§ Written task: Every line of the records below should be restated exactly.

§ Task input:
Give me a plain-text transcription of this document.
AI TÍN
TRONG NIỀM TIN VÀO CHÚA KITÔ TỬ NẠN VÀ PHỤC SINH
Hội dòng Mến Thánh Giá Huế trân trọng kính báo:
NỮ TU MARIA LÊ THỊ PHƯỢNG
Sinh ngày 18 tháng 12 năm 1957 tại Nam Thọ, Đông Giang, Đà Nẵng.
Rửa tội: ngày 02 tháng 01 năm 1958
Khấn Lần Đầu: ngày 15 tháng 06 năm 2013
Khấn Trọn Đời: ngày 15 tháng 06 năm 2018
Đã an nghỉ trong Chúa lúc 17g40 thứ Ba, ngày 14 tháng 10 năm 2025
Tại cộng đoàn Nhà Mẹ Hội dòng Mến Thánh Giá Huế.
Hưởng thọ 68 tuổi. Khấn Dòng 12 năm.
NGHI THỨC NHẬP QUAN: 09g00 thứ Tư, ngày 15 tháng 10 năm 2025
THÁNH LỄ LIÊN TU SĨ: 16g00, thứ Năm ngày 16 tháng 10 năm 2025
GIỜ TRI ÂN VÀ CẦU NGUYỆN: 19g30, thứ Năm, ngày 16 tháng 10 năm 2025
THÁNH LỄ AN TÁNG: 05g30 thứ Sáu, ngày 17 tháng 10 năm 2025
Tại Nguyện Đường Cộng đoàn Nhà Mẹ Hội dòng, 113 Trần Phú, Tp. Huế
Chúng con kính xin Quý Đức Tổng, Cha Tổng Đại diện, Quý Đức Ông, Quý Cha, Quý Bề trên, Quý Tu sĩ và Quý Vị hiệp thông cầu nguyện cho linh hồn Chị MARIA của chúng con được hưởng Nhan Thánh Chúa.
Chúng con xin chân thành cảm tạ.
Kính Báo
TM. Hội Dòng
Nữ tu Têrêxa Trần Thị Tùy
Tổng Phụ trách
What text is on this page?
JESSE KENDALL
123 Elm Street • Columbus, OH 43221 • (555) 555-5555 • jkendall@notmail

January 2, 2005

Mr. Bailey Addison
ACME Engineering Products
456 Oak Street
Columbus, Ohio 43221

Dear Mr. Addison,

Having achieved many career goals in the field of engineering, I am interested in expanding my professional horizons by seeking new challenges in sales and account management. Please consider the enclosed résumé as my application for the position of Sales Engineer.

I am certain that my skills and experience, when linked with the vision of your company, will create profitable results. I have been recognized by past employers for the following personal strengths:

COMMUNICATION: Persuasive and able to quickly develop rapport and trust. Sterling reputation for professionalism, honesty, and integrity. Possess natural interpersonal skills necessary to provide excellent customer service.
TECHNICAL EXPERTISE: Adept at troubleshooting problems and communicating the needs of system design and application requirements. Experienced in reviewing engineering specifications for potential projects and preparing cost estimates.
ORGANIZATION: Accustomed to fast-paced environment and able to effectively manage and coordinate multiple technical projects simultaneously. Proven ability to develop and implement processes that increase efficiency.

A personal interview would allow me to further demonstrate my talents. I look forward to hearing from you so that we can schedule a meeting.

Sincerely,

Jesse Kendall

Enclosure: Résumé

§ Solved exercise:
Give me a plain-text transcription of this document.
AI TÍN
TRONG NIỀM TIN VÀO CHÚA KITÔ TỬ NẠN VÀ PHỤC SINH
Hội dòng Mến Thánh Giá Huế trân trọng kính báo:
NỮ TU MARIA LÊ THỊ PHƯỢNG
Sinh ngày 18 tháng 12 năm 1957 tại Nam Thọ, Đông Giang, Đà Nẵng.
Rửa tội: ngày 02 tháng 01 năm 1958
Khấn Lần Đầu: ngày 15 tháng 06 năm 2013
Khấn Trọn Đời: ngày 15 tháng 06 năm 2018
Đã an nghỉ trong Chúa lúc 17g40 thứ Ba, ngày 14 tháng 10 năm 2025
Tại cộng đoàn Nhà Mẹ Hội dòng Mến Thánh Giá Huế.
Hưởng thọ 68 tuổi. Khấn Dòng 12 năm.
NGHI THỨC NHẬP QUAN: 09g00 thứ Tư, ngày 15 tháng 10 năm 2025
THÁNH LỄ LIÊN TU SĨ: 16g00, thứ Năm ngày 16 tháng 10 năm 2025
GIỜ TRI ÂN VÀ CẦU NGUYỆN: 19g30, thứ Năm, ngày 16 tháng 10 năm 2025
THÁNH LỄ AN TÁNG: 05g30 thứ Sáu, ngày 17 tháng 10 năm 2025
Tại Nguyện Đường Cộng đoàn Nhà Mẹ Hội dòng, 113 Trần Phú, Tp. Huế
Chúng con kính xin Quý Đức Tổng, Cha Tổng Đại diện, Quý Đức Ông, Quý Cha, Quý Bề trên, Quý Tu sĩ và Quý Vị hiệp thông cầu nguyện cho linh hồn Chị MARIA của chúng con được hưởng Nhan Thánh Chúa.
Chúng con xin chân thành cảm tạ.
Kính Báo
TM. Hội Dòng
Nữ tu Têrêxa Trần Thị Tùy
Tổng Phụ trách
What text is on this page?
JESSE KENDALL
123 Elm Street • Columbus, OH 43221 • (555) 555-5555 • jkendall@notmail

January 2, 2005

Mr. Bailey Addison
ACME Engineering Products
456 Oak Street
Columbus, Ohio 43221

Dear Mr. Addison,

Having achieved many career goals in the field of engineering, I am interested in expanding my professional horizons by seeking new challenges in sales and account management. Please consider the enclosed résumé as my application for the position of Sales Engineer.

I am certain that my skills and experience, when linked with the vision of your company, will create profitable results. I have been recognized by past employers for the following personal strengths:

COMMUNICATION: Persuasive and able to quickly develop rapport and trust. Sterling reputation for professionalism, honesty, and integrity. Possess natural interpersonal skills necessary to provide excellent customer service.
TECHNICAL EXPERTISE: Adept at troubleshooting problems and communicating the needs of system design and application requirements. Experienced in reviewing engineering specifications for potential projects and preparing cost estimates.
ORGANIZATION: Accustomed to fast-paced environment and able to effectively manage and coordinate multiple technical projects simultaneously. Proven ability to develop and implement processes that increase efficiency.

A personal interview would allow me to further demonstrate my talents. I look forward to hearing from you so that we can schedule a meeting.

Sincerely,

Jesse Kendall

Enclosure: Résumé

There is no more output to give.